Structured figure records

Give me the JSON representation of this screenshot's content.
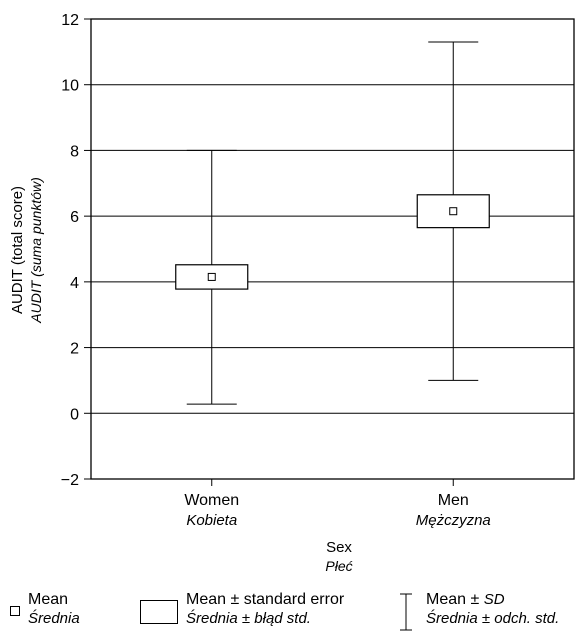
{
  "chart_data": {
    "type": "box",
    "categories": [
      {
        "label": "Women",
        "label_pl": "Kobieta"
      },
      {
        "label": "Men",
        "label_pl": "Mężczyzna"
      }
    ],
    "series": [
      {
        "category": "Women",
        "mean": 4.15,
        "se_low": 3.78,
        "se_high": 4.52,
        "sd_low": 0.28,
        "sd_high": 8.0
      },
      {
        "category": "Men",
        "mean": 6.15,
        "se_low": 5.65,
        "se_high": 6.65,
        "sd_low": 1.0,
        "sd_high": 11.3
      }
    ],
    "xlabel": "Sex",
    "xlabel_pl": "Płeć",
    "ylabel": "AUDIT (total score)",
    "ylabel_pl": "AUDIT (suma punktów)",
    "ylim": [
      -2,
      12
    ],
    "yticks": [
      "−2",
      "0",
      "2",
      "4",
      "6",
      "8",
      "10",
      "12"
    ],
    "ytick_values": [
      -2,
      0,
      2,
      4,
      6,
      8,
      10,
      12
    ],
    "grid": "horizontal",
    "legend_placement": "bottom",
    "legend": [
      {
        "symbol": "mean",
        "label": "Mean",
        "label_pl": "Średnia"
      },
      {
        "symbol": "box",
        "label": "Mean ± standard error",
        "label_pl": "Średnia ± błąd std."
      },
      {
        "symbol": "whisker",
        "label": "Mean ± ",
        "label_it": "SD",
        "label_pl": "Średnia ± odch. std."
      }
    ]
  }
}
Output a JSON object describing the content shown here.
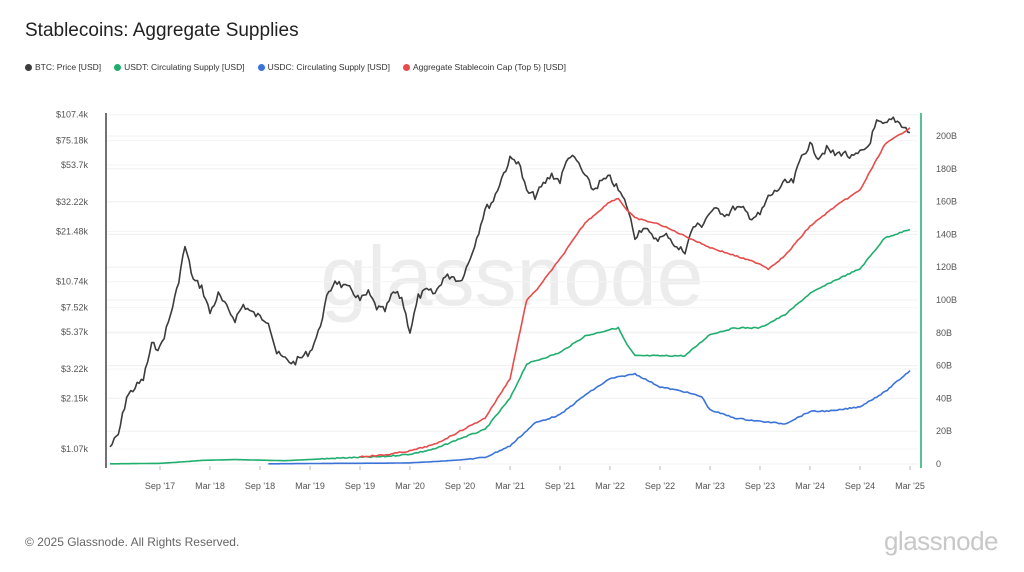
{
  "title": "Stablecoins: Aggregate Supplies",
  "footer": {
    "copyright": "© 2025 Glassnode. All Rights Reserved.",
    "brand": "glassnode"
  },
  "watermark": "glassnode",
  "chart_data": {
    "type": "line",
    "title": "Stablecoins: Aggregate Supplies",
    "legend_position": "top-left",
    "grid": true,
    "x_ticks": [
      "Sep '17",
      "Mar '18",
      "Sep '18",
      "Mar '19",
      "Sep '19",
      "Mar '20",
      "Sep '20",
      "Mar '21",
      "Sep '21",
      "Mar '22",
      "Sep '22",
      "Mar '23",
      "Sep '23",
      "Mar '24",
      "Sep '24",
      "Mar '25"
    ],
    "y_left": {
      "scale": "log",
      "ticks": [
        "$1.07k",
        "$2.15k",
        "$3.22k",
        "$5.37k",
        "$7.52k",
        "$10.74k",
        "$21.48k",
        "$32.22k",
        "$53.7k",
        "$75.18k",
        "$107.4k"
      ],
      "tick_values": [
        1070,
        2150,
        3220,
        5370,
        7520,
        10740,
        21480,
        32220,
        53700,
        75180,
        107400
      ]
    },
    "y_right": {
      "scale": "linear",
      "ticks": [
        "0",
        "20B",
        "40B",
        "60B",
        "80B",
        "100B",
        "120B",
        "140B",
        "160B",
        "180B",
        "200B"
      ],
      "range": [
        0,
        200
      ],
      "unit": "B"
    },
    "series": [
      {
        "name": "BTC: Price [USD]",
        "color": "#3c3c3c",
        "axis": "left",
        "points": [
          [
            "2017-03",
            1100
          ],
          [
            "2017-04",
            1300
          ],
          [
            "2017-05",
            2200
          ],
          [
            "2017-06",
            2500
          ],
          [
            "2017-07",
            2800
          ],
          [
            "2017-08",
            4500
          ],
          [
            "2017-09",
            4300
          ],
          [
            "2017-10",
            6100
          ],
          [
            "2017-11",
            9500
          ],
          [
            "2017-12",
            17500
          ],
          [
            "2018-01",
            11000
          ],
          [
            "2018-02",
            10000
          ],
          [
            "2018-03",
            7000
          ],
          [
            "2018-04",
            9000
          ],
          [
            "2018-05",
            7500
          ],
          [
            "2018-06",
            6400
          ],
          [
            "2018-07",
            7800
          ],
          [
            "2018-08",
            7000
          ],
          [
            "2018-09",
            6600
          ],
          [
            "2018-10",
            6300
          ],
          [
            "2018-11",
            4000
          ],
          [
            "2018-12",
            3700
          ],
          [
            "2019-01",
            3500
          ],
          [
            "2019-02",
            3800
          ],
          [
            "2019-03",
            4100
          ],
          [
            "2019-04",
            5300
          ],
          [
            "2019-05",
            8500
          ],
          [
            "2019-06",
            11000
          ],
          [
            "2019-07",
            10000
          ],
          [
            "2019-08",
            9600
          ],
          [
            "2019-09",
            8300
          ],
          [
            "2019-10",
            9200
          ],
          [
            "2019-11",
            7500
          ],
          [
            "2019-12",
            7200
          ],
          [
            "2020-01",
            9300
          ],
          [
            "2020-02",
            8600
          ],
          [
            "2020-03",
            5400
          ],
          [
            "2020-04",
            8700
          ],
          [
            "2020-05",
            9500
          ],
          [
            "2020-06",
            9100
          ],
          [
            "2020-07",
            11300
          ],
          [
            "2020-08",
            11700
          ],
          [
            "2020-09",
            10800
          ],
          [
            "2020-10",
            13800
          ],
          [
            "2020-11",
            19700
          ],
          [
            "2020-12",
            29000
          ],
          [
            "2021-01",
            33000
          ],
          [
            "2021-02",
            45000
          ],
          [
            "2021-03",
            58000
          ],
          [
            "2021-04",
            57000
          ],
          [
            "2021-05",
            37000
          ],
          [
            "2021-06",
            35000
          ],
          [
            "2021-07",
            41000
          ],
          [
            "2021-08",
            47000
          ],
          [
            "2021-09",
            43000
          ],
          [
            "2021-10",
            61000
          ],
          [
            "2021-11",
            57000
          ],
          [
            "2021-12",
            46000
          ],
          [
            "2022-01",
            38000
          ],
          [
            "2022-02",
            43000
          ],
          [
            "2022-03",
            45000
          ],
          [
            "2022-04",
            38000
          ],
          [
            "2022-05",
            31000
          ],
          [
            "2022-06",
            20000
          ],
          [
            "2022-07",
            23000
          ],
          [
            "2022-08",
            20000
          ],
          [
            "2022-09",
            19500
          ],
          [
            "2022-10",
            20500
          ],
          [
            "2022-11",
            17000
          ],
          [
            "2022-12",
            16500
          ],
          [
            "2023-01",
            23000
          ],
          [
            "2023-02",
            23500
          ],
          [
            "2023-03",
            28000
          ],
          [
            "2023-04",
            29000
          ],
          [
            "2023-05",
            27000
          ],
          [
            "2023-06",
            30000
          ],
          [
            "2023-07",
            29000
          ],
          [
            "2023-08",
            26000
          ],
          [
            "2023-09",
            27000
          ],
          [
            "2023-10",
            34500
          ],
          [
            "2023-11",
            37700
          ],
          [
            "2023-12",
            42000
          ],
          [
            "2024-01",
            42500
          ],
          [
            "2024-02",
            61000
          ],
          [
            "2024-03",
            71000
          ],
          [
            "2024-04",
            60000
          ],
          [
            "2024-05",
            67000
          ],
          [
            "2024-06",
            62000
          ],
          [
            "2024-07",
            64000
          ],
          [
            "2024-08",
            59000
          ],
          [
            "2024-09",
            63000
          ],
          [
            "2024-10",
            70000
          ],
          [
            "2024-11",
            96000
          ],
          [
            "2024-12",
            93000
          ],
          [
            "2025-01",
            102000
          ],
          [
            "2025-02",
            94000
          ],
          [
            "2025-03",
            84000
          ]
        ]
      },
      {
        "name": "USDT: Circulating Supply [USD]",
        "color": "#1fae6e",
        "axis": "right",
        "points": [
          [
            "2017-03",
            0.1
          ],
          [
            "2017-09",
            0.4
          ],
          [
            "2017-12",
            1.4
          ],
          [
            "2018-02",
            2.2
          ],
          [
            "2018-06",
            2.7
          ],
          [
            "2018-12",
            2
          ],
          [
            "2019-06",
            3.5
          ],
          [
            "2019-12",
            4.6
          ],
          [
            "2020-03",
            6
          ],
          [
            "2020-06",
            9.2
          ],
          [
            "2020-09",
            15.5
          ],
          [
            "2020-12",
            21
          ],
          [
            "2021-03",
            40
          ],
          [
            "2021-05",
            61
          ],
          [
            "2021-09",
            68
          ],
          [
            "2021-12",
            78
          ],
          [
            "2022-03",
            82
          ],
          [
            "2022-04",
            83
          ],
          [
            "2022-05",
            73
          ],
          [
            "2022-06",
            66
          ],
          [
            "2022-12",
            66
          ],
          [
            "2023-03",
            79
          ],
          [
            "2023-06",
            83
          ],
          [
            "2023-09",
            83
          ],
          [
            "2023-12",
            91
          ],
          [
            "2024-03",
            104
          ],
          [
            "2024-06",
            112
          ],
          [
            "2024-09",
            119
          ],
          [
            "2024-12",
            138
          ],
          [
            "2025-03",
            143
          ]
        ]
      },
      {
        "name": "USDC: Circulating Supply [USD]",
        "color": "#3b73d9",
        "axis": "right",
        "points": [
          [
            "2018-10",
            0.1
          ],
          [
            "2019-06",
            0.4
          ],
          [
            "2019-12",
            0.5
          ],
          [
            "2020-03",
            0.7
          ],
          [
            "2020-06",
            1.5
          ],
          [
            "2020-09",
            2.5
          ],
          [
            "2020-12",
            4
          ],
          [
            "2021-03",
            11
          ],
          [
            "2021-06",
            25
          ],
          [
            "2021-09",
            30
          ],
          [
            "2021-12",
            42
          ],
          [
            "2022-03",
            52
          ],
          [
            "2022-06",
            55
          ],
          [
            "2022-09",
            47
          ],
          [
            "2022-12",
            44
          ],
          [
            "2023-02",
            41
          ],
          [
            "2023-03",
            33
          ],
          [
            "2023-06",
            28
          ],
          [
            "2023-09",
            26
          ],
          [
            "2023-12",
            24.5
          ],
          [
            "2024-03",
            32
          ],
          [
            "2024-06",
            32.5
          ],
          [
            "2024-09",
            35
          ],
          [
            "2024-12",
            44
          ],
          [
            "2025-03",
            57
          ]
        ]
      },
      {
        "name": "Aggregate Stablecoin Cap (Top 5) [USD]",
        "color": "#e84b4b",
        "axis": "right",
        "points": [
          [
            "2019-09",
            4.5
          ],
          [
            "2019-12",
            5.5
          ],
          [
            "2020-03",
            8
          ],
          [
            "2020-06",
            12
          ],
          [
            "2020-09",
            20
          ],
          [
            "2020-12",
            28
          ],
          [
            "2021-03",
            52
          ],
          [
            "2021-05",
            100
          ],
          [
            "2021-06",
            105
          ],
          [
            "2021-09",
            125
          ],
          [
            "2021-12",
            147
          ],
          [
            "2022-03",
            160
          ],
          [
            "2022-04",
            162
          ],
          [
            "2022-05",
            155
          ],
          [
            "2022-06",
            150
          ],
          [
            "2022-09",
            146
          ],
          [
            "2022-12",
            139
          ],
          [
            "2023-03",
            132
          ],
          [
            "2023-06",
            127
          ],
          [
            "2023-09",
            122
          ],
          [
            "2023-10",
            119
          ],
          [
            "2023-12",
            127
          ],
          [
            "2024-03",
            145
          ],
          [
            "2024-06",
            157
          ],
          [
            "2024-09",
            167
          ],
          [
            "2024-12",
            195
          ],
          [
            "2025-03",
            205
          ]
        ]
      }
    ]
  }
}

__Instruction__
How many lines in these records hold the string "name"? Reply with the number alone.

__Final result__
4